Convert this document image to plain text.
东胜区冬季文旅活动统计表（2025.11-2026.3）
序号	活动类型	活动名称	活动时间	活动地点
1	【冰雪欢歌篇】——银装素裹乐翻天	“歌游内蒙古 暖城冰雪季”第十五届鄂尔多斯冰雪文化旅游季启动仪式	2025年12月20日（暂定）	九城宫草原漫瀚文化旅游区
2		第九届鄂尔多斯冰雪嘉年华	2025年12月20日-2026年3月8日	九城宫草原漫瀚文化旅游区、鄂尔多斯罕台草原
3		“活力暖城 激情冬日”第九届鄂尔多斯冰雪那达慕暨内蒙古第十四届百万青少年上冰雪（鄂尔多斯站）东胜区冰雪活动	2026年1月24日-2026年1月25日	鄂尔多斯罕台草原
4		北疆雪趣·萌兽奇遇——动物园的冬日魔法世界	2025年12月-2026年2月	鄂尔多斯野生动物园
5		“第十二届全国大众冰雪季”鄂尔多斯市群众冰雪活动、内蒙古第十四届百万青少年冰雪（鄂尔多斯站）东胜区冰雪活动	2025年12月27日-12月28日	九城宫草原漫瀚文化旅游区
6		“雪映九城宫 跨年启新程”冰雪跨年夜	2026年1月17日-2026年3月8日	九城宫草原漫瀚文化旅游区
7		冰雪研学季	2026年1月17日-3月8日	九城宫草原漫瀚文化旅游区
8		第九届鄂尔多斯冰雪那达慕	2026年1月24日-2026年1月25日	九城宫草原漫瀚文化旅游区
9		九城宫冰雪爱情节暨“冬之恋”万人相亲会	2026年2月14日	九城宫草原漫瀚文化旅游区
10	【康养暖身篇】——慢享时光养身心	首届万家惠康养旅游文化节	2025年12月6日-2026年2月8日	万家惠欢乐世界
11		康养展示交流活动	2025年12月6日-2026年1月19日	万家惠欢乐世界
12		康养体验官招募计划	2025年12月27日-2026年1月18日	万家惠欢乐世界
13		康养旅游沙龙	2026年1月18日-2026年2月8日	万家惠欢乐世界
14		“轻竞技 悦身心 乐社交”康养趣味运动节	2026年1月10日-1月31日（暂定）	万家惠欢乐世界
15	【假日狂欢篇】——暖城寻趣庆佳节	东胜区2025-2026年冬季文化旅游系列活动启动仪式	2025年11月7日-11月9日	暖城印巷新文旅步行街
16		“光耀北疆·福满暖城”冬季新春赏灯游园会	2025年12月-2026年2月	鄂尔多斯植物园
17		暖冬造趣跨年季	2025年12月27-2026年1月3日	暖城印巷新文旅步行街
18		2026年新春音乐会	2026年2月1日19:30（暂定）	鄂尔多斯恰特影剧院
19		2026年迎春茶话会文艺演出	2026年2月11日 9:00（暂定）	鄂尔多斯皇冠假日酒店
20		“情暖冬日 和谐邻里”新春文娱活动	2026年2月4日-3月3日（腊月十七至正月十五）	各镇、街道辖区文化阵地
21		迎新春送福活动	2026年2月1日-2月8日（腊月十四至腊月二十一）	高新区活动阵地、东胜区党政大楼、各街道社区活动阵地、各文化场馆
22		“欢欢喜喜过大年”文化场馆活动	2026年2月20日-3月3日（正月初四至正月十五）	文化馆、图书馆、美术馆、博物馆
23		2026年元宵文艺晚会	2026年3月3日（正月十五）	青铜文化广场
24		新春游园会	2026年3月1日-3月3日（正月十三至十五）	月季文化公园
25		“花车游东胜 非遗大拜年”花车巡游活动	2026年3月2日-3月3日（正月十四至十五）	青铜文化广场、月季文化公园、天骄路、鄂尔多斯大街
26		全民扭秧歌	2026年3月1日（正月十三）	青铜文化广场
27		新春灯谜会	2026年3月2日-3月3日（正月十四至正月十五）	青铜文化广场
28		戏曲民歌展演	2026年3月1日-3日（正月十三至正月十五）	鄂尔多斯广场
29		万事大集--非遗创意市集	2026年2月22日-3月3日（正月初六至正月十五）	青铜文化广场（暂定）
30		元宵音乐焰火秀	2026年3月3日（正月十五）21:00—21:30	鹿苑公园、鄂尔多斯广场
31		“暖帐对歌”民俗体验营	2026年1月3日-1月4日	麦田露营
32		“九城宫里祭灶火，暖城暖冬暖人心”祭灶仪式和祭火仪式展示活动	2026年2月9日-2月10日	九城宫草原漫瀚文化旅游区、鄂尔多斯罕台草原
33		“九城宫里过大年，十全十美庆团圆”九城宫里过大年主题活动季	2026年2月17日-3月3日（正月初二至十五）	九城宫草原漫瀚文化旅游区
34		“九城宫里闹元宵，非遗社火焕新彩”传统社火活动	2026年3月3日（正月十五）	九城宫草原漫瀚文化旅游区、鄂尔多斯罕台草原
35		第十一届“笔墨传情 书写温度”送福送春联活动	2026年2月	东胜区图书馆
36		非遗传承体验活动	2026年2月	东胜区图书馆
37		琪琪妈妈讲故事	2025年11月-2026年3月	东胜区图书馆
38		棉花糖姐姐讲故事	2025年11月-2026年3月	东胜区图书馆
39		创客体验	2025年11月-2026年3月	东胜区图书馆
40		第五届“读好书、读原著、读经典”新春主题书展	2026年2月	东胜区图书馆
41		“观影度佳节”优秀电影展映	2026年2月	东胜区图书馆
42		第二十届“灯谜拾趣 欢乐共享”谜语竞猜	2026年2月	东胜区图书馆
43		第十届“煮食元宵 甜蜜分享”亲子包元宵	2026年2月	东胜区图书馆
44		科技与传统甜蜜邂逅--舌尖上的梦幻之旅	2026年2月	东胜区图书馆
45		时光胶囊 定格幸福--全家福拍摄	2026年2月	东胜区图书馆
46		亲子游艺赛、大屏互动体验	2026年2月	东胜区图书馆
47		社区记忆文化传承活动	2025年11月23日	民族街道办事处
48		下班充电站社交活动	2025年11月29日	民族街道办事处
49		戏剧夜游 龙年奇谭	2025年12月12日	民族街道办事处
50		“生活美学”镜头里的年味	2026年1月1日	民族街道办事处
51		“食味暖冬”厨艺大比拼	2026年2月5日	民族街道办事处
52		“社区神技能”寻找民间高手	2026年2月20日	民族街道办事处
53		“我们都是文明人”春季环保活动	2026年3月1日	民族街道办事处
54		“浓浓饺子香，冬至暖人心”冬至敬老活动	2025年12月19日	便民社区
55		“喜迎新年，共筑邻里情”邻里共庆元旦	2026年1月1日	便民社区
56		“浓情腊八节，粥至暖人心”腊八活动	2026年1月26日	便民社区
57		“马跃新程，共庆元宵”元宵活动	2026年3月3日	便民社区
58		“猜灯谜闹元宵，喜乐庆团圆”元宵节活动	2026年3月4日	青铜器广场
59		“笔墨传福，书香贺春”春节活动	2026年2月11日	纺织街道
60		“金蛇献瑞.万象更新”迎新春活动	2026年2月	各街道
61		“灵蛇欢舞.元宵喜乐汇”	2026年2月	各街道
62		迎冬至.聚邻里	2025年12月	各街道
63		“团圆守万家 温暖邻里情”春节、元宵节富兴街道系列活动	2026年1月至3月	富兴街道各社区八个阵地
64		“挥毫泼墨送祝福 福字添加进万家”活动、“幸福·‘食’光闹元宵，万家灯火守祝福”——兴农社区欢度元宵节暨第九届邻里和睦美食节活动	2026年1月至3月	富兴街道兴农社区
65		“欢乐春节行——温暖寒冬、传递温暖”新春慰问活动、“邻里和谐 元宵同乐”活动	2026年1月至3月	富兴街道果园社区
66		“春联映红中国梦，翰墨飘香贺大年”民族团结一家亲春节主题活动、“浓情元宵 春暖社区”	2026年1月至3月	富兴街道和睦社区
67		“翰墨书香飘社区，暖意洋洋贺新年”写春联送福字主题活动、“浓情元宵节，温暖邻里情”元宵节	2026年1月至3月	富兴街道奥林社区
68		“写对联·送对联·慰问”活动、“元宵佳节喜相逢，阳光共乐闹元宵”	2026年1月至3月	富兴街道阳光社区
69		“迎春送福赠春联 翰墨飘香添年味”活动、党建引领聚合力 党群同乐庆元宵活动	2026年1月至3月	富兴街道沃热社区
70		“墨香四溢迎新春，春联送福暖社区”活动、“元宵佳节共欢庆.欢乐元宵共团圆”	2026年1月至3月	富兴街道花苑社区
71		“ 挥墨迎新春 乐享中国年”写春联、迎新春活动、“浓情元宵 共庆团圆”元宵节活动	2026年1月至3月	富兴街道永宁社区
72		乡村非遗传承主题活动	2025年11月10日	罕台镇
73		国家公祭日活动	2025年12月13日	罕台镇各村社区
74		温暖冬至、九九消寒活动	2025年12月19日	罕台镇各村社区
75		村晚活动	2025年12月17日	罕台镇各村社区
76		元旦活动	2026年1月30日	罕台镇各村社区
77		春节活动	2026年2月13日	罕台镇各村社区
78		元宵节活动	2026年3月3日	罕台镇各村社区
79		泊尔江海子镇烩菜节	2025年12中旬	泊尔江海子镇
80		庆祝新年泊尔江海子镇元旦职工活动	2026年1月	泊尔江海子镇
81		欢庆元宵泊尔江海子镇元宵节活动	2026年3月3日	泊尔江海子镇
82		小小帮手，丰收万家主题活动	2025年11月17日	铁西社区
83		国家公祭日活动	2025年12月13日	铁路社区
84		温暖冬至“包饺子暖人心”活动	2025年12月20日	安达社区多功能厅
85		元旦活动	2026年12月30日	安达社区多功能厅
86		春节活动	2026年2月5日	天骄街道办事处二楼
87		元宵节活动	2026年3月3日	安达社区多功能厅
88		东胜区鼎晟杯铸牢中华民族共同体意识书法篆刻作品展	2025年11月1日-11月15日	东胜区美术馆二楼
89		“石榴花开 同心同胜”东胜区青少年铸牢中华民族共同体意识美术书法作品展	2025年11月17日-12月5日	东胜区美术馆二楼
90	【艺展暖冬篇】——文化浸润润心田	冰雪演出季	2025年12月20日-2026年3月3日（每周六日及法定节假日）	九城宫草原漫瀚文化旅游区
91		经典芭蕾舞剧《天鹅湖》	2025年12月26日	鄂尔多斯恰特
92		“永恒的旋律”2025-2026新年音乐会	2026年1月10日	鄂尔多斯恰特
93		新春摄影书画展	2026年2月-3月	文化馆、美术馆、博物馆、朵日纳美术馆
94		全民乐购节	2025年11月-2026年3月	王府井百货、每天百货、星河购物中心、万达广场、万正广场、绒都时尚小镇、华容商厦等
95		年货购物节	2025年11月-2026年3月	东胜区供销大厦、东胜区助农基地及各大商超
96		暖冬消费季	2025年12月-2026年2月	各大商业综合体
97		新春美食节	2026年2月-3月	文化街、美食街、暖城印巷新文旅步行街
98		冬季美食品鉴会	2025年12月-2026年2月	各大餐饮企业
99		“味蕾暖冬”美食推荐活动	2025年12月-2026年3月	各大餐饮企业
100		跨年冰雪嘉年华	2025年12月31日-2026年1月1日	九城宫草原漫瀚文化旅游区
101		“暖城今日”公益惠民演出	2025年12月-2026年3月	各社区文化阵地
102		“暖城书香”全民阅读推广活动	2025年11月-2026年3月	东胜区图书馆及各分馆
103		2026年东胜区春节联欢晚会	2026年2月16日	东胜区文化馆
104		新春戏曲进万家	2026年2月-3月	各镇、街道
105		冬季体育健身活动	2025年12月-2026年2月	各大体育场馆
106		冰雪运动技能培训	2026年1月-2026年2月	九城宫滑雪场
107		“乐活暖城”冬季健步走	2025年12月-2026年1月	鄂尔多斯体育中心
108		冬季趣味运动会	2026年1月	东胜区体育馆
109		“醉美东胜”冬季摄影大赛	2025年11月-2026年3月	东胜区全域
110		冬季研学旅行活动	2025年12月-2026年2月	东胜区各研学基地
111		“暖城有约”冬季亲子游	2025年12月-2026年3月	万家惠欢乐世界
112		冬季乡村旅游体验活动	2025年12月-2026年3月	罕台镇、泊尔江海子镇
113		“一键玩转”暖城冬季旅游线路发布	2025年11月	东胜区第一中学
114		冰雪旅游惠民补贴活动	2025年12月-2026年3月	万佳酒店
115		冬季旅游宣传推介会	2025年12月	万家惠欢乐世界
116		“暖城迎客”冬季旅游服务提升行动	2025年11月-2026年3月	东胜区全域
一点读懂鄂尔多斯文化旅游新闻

--------------------------------

(Problem): Check each line of the records for "月季文化公园" and copy the ones that contain it.

(Written answer):
24		新春游园会	2026年3月1日-3月3日（正月十三至十五）	月季文化公园
25		“花车游东胜 非遗大拜年”花车巡游活动	2026年3月2日-3月3日（正月十四至十五）	青铜文化广场、月季文化公园、天骄路、鄂尔多斯大街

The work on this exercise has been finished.